Goal of the exercise.
Could you write out the records below exactly as they appear, leaving out any pictures?

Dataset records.
__________
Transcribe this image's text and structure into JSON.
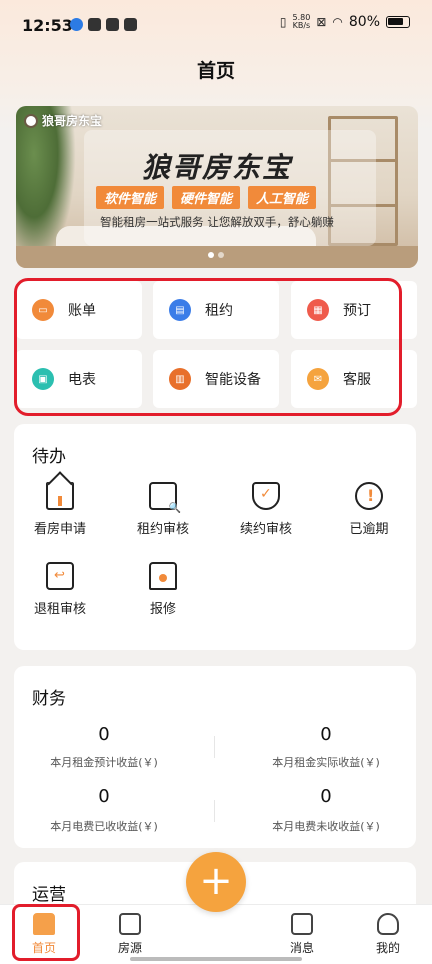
{
  "status_bar": {
    "time": "12:53",
    "speed_top": "5.80",
    "speed_unit": "KB/s",
    "battery": "80%"
  },
  "page_title": "首页",
  "banner": {
    "brand": "狼哥房东宝",
    "title": "狼哥房东宝",
    "tags": [
      "软件智能",
      "硬件智能",
      "人工智能"
    ],
    "subtitle": "智能租房一站式服务 让您解放双手，舒心躺赚"
  },
  "quick_actions": [
    {
      "label": "账单",
      "icon": "wallet-icon",
      "color": "#f18a3a"
    },
    {
      "label": "租约",
      "icon": "contract-icon",
      "color": "#3b7de8"
    },
    {
      "label": "预订",
      "icon": "calendar-icon",
      "color": "#ef5b4c"
    },
    {
      "label": "电表",
      "icon": "meter-icon",
      "color": "#2bbfb0"
    },
    {
      "label": "智能设备",
      "icon": "device-icon",
      "color": "#e8702b"
    },
    {
      "label": "客服",
      "icon": "service-icon",
      "color": "#f5a33e"
    }
  ],
  "todo": {
    "title": "待办",
    "items": [
      "看房申请",
      "租约审核",
      "续约审核",
      "已逾期",
      "退租审核",
      "报修"
    ]
  },
  "finance": {
    "title": "财务",
    "items": [
      {
        "value": "0",
        "label": "本月租金预计收益(￥)"
      },
      {
        "value": "0",
        "label": "本月租金实际收益(￥)"
      },
      {
        "value": "0",
        "label": "本月电费已收收益(￥)"
      },
      {
        "value": "0",
        "label": "本月电费未收收益(￥)"
      }
    ]
  },
  "operations": {
    "title": "运营"
  },
  "tabbar": {
    "home": "首页",
    "rooms": "房源",
    "add": "+",
    "messages": "消息",
    "mine": "我的"
  },
  "colors": {
    "accent": "#f5a33e",
    "highlight": "#e21d2b"
  }
}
__________
Solution.
Transcribe this image's text and structure into JSON.
{
  "status_bar": {
    "time": "12:53",
    "speed_top": "5.80",
    "speed_unit": "KB/s",
    "battery": "80%"
  },
  "page_title": "首页",
  "banner": {
    "brand": "狼哥房东宝",
    "title": "狼哥房东宝",
    "tags": [
      "软件智能",
      "硬件智能",
      "人工智能"
    ],
    "subtitle": "智能租房一站式服务 让您解放双手，舒心躺赚"
  },
  "quick_actions": [
    {
      "label": "账单",
      "icon": "wallet-icon",
      "color": "#f18a3a"
    },
    {
      "label": "租约",
      "icon": "contract-icon",
      "color": "#3b7de8"
    },
    {
      "label": "预订",
      "icon": "calendar-icon",
      "color": "#ef5b4c"
    },
    {
      "label": "电表",
      "icon": "meter-icon",
      "color": "#2bbfb0"
    },
    {
      "label": "智能设备",
      "icon": "device-icon",
      "color": "#e8702b"
    },
    {
      "label": "客服",
      "icon": "service-icon",
      "color": "#f5a33e"
    }
  ],
  "todo": {
    "title": "待办",
    "items": [
      "看房申请",
      "租约审核",
      "续约审核",
      "已逾期",
      "退租审核",
      "报修"
    ]
  },
  "finance": {
    "title": "财务",
    "items": [
      {
        "value": "0",
        "label": "本月租金预计收益(￥)"
      },
      {
        "value": "0",
        "label": "本月租金实际收益(￥)"
      },
      {
        "value": "0",
        "label": "本月电费已收收益(￥)"
      },
      {
        "value": "0",
        "label": "本月电费未收收益(￥)"
      }
    ]
  },
  "operations": {
    "title": "运营"
  },
  "tabbar": {
    "home": "首页",
    "rooms": "房源",
    "add": "+",
    "messages": "消息",
    "mine": "我的"
  },
  "colors": {
    "accent": "#f5a33e",
    "highlight": "#e21d2b"
  }
}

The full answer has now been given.